Extract the lines starting with the one that contains "Where is each" and going on through the one that contains "- browse-icon: [136, 1051, 164, 1079]", reproducing each unchanged and leaving out the pictures.

*** RECORDS FOR PROCESSING ***

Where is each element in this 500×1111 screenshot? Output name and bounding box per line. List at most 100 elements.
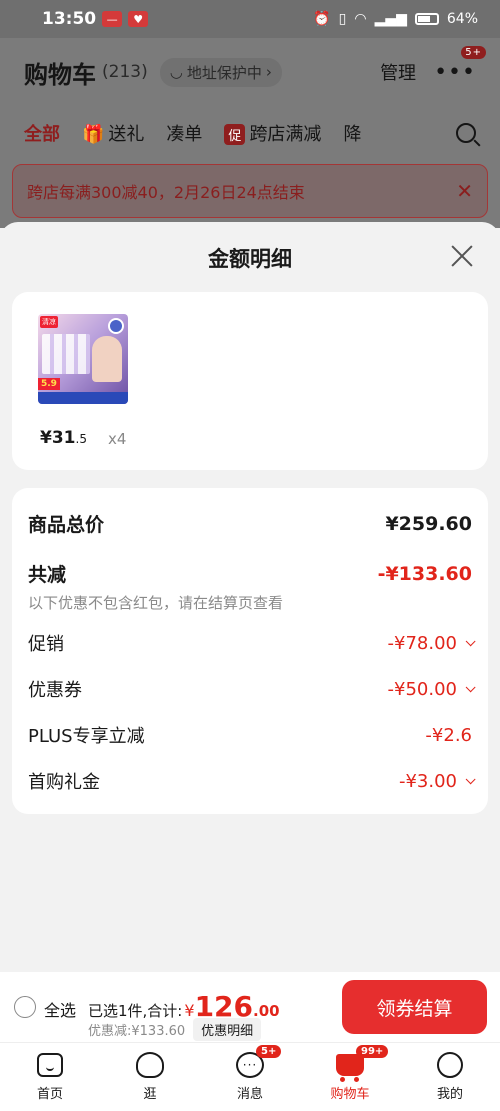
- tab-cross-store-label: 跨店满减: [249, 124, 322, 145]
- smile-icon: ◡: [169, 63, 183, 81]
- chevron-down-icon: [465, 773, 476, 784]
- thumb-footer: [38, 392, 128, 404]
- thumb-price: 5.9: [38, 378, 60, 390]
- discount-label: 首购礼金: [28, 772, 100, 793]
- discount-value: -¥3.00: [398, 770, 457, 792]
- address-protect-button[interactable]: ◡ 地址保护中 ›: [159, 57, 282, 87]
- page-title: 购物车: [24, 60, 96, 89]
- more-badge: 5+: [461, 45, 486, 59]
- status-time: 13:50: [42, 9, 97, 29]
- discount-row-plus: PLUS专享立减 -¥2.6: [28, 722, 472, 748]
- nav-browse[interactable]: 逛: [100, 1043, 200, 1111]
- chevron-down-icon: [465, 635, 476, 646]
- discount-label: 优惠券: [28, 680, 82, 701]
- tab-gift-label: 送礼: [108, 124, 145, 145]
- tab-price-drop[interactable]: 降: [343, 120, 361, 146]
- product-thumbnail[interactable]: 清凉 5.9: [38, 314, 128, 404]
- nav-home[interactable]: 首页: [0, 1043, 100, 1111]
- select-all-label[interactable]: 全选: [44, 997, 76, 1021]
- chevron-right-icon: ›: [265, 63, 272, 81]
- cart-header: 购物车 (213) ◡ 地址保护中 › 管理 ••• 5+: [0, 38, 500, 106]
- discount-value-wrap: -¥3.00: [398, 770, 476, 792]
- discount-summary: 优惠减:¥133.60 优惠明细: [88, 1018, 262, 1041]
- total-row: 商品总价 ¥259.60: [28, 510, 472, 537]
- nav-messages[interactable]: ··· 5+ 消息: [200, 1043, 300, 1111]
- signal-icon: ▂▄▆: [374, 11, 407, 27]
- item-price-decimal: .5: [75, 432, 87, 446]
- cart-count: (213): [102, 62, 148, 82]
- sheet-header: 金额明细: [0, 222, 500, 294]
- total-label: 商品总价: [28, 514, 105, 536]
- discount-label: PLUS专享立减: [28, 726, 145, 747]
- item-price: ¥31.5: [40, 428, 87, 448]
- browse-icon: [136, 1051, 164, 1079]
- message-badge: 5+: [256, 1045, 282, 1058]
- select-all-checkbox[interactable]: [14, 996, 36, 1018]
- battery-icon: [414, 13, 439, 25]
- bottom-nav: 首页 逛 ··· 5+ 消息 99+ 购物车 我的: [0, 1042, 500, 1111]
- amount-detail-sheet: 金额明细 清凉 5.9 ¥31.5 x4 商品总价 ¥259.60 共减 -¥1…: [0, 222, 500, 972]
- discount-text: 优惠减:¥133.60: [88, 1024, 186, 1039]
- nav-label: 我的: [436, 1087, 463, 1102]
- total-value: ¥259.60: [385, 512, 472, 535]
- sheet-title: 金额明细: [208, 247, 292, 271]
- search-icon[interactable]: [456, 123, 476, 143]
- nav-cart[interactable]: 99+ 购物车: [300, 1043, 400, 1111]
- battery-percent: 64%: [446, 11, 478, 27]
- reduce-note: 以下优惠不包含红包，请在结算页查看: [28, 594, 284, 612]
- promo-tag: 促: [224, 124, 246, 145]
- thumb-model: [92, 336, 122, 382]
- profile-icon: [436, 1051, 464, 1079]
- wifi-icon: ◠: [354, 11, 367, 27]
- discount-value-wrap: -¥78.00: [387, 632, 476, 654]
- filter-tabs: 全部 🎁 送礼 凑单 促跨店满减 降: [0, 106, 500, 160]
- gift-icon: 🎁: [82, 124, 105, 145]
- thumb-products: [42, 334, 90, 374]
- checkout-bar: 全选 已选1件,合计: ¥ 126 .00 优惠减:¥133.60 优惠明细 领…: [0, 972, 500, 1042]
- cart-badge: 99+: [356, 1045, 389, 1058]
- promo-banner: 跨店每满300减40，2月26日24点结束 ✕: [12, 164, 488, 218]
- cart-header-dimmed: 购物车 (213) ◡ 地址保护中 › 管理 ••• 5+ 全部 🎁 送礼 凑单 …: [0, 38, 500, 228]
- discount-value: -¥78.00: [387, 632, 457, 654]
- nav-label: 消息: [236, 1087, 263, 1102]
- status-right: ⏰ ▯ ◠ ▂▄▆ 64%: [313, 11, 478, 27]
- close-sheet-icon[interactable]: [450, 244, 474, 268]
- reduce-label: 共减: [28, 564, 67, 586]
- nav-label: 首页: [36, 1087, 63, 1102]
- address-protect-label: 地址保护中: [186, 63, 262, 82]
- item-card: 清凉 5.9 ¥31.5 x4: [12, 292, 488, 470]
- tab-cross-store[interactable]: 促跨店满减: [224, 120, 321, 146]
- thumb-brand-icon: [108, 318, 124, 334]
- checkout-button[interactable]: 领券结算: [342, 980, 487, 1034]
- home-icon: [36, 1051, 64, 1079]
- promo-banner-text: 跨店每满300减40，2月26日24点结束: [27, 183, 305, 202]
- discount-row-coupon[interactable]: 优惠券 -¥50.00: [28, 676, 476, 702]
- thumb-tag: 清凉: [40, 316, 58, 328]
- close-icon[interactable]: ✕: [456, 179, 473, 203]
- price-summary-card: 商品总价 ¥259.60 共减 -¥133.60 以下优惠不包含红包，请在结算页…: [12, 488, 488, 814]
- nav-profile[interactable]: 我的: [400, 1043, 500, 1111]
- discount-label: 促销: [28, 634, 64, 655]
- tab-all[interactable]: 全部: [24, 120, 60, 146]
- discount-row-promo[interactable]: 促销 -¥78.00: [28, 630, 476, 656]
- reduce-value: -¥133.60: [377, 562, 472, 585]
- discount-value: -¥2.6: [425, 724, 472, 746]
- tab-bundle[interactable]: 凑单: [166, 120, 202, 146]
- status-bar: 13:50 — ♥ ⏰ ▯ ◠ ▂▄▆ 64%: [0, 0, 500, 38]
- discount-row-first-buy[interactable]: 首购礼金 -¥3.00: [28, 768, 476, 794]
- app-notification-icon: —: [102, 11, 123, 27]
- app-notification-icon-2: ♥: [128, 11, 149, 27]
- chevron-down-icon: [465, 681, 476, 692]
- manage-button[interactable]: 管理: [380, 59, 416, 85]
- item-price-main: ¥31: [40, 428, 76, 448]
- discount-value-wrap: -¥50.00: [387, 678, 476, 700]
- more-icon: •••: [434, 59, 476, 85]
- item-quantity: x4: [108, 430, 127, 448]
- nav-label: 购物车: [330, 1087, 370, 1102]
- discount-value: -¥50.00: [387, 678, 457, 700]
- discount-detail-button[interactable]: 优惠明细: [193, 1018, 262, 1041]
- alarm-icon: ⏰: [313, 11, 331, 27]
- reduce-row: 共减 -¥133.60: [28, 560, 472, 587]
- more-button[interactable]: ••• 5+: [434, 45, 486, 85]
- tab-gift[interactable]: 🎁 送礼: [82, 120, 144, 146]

***
*** RECORDS FOR PROCESSING ***

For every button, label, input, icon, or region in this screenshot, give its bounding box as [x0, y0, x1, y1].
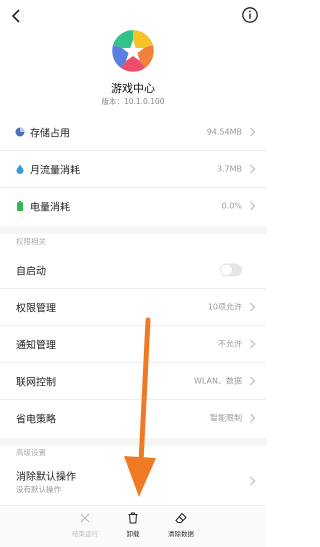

***
*** RECORDS FOR PROCESSING ***

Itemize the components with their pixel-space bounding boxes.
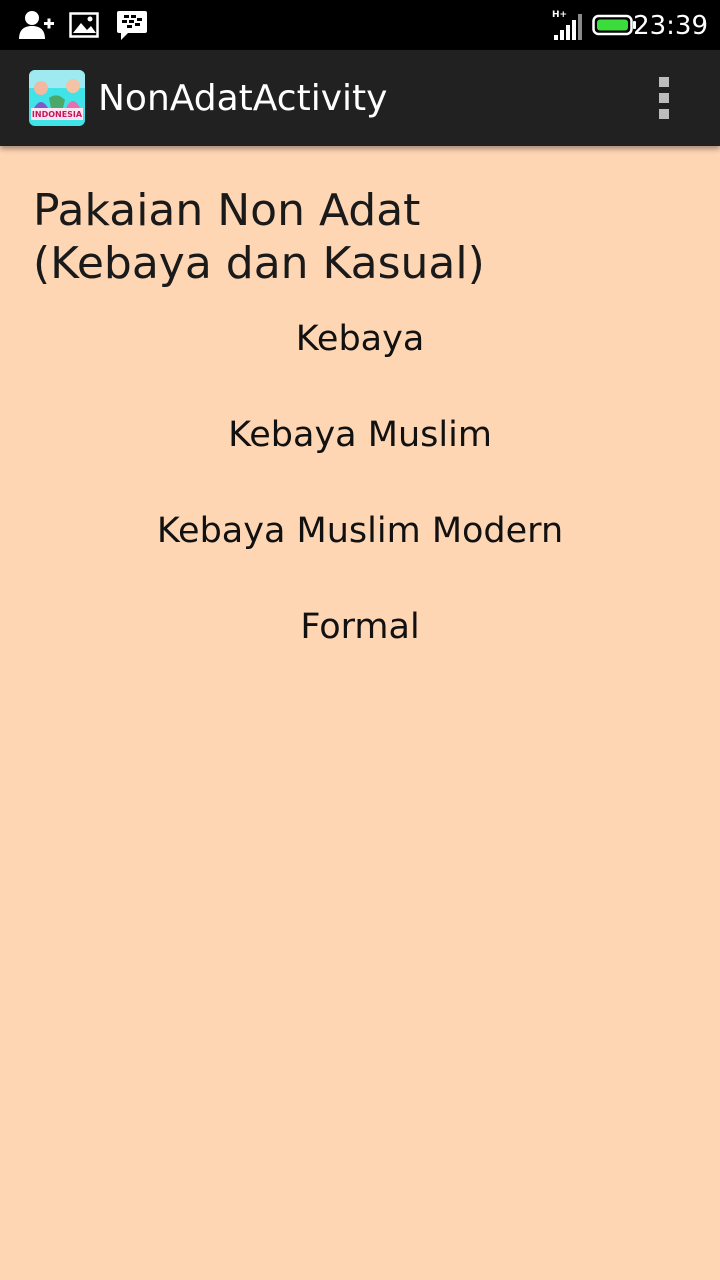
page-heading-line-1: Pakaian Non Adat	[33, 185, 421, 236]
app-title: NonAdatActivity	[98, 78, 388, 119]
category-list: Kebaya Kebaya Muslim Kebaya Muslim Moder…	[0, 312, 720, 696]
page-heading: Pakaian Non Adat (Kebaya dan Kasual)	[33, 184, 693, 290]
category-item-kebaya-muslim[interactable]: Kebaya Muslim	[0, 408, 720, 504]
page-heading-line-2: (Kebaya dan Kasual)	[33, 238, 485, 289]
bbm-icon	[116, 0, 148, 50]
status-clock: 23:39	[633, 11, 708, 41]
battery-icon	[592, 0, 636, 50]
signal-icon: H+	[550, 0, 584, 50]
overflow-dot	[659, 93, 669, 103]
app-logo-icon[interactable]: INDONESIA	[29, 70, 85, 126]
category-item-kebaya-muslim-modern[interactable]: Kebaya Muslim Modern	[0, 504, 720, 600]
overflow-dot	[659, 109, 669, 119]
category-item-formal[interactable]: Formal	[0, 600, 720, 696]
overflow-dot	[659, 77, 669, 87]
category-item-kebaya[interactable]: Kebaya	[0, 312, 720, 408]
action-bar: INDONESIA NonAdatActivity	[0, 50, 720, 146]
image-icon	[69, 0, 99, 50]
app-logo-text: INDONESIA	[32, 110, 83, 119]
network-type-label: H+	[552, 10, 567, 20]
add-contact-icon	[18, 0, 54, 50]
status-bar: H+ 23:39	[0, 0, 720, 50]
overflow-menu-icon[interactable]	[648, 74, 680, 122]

***

__RESULT__.
Where is each element in this 500×1111 screenshot? Output name and bounding box per line. List at most 100 elements.
- tab-cross-store-label: 跨店满减: [249, 124, 322, 145]
- smile-icon: ◡: [169, 63, 183, 81]
- chevron-down-icon: [465, 773, 476, 784]
- thumb-footer: [38, 392, 128, 404]
- thumb-price: 5.9: [38, 378, 60, 390]
- discount-label: 首购礼金: [28, 772, 100, 793]
- discount-value: -¥3.00: [398, 770, 457, 792]
- address-protect-button[interactable]: ◡ 地址保护中 ›: [159, 57, 282, 87]
- page-title: 购物车: [24, 60, 96, 89]
- more-badge: 5+: [461, 45, 486, 59]
- status-time: 13:50: [42, 9, 97, 29]
- discount-row-plus: PLUS专享立减 -¥2.6: [28, 722, 472, 748]
- nav-browse[interactable]: 逛: [100, 1043, 200, 1111]
- chevron-down-icon: [465, 635, 476, 646]
- discount-label: 优惠券: [28, 680, 82, 701]
- tab-gift-label: 送礼: [108, 124, 145, 145]
- tab-price-drop[interactable]: 降: [343, 120, 361, 146]
- product-thumbnail[interactable]: 清凉 5.9: [38, 314, 128, 404]
- nav-home[interactable]: 首页: [0, 1043, 100, 1111]
- select-all-label[interactable]: 全选: [44, 997, 76, 1021]
- chevron-right-icon: ›: [265, 63, 272, 81]
- cart-header: 购物车 (213) ◡ 地址保护中 › 管理 ••• 5+: [0, 38, 500, 106]
- discount-value-wrap: -¥3.00: [398, 770, 476, 792]
- discount-summary: 优惠减:¥133.60 优惠明细: [88, 1018, 262, 1041]
- total-row: 商品总价 ¥259.60: [28, 510, 472, 537]
- nav-messages[interactable]: ··· 5+ 消息: [200, 1043, 300, 1111]
- signal-icon: ▂▄▆: [374, 11, 407, 27]
- item-price-decimal: .5: [75, 432, 87, 446]
- cart-count: (213): [102, 62, 148, 82]
- sheet-header: 金额明细: [0, 222, 500, 294]
- total-label: 商品总价: [28, 514, 105, 536]
- discount-label: PLUS专享立减: [28, 726, 145, 747]
- item-price: ¥31.5: [40, 428, 87, 448]
- browse-icon: [136, 1051, 164, 1079]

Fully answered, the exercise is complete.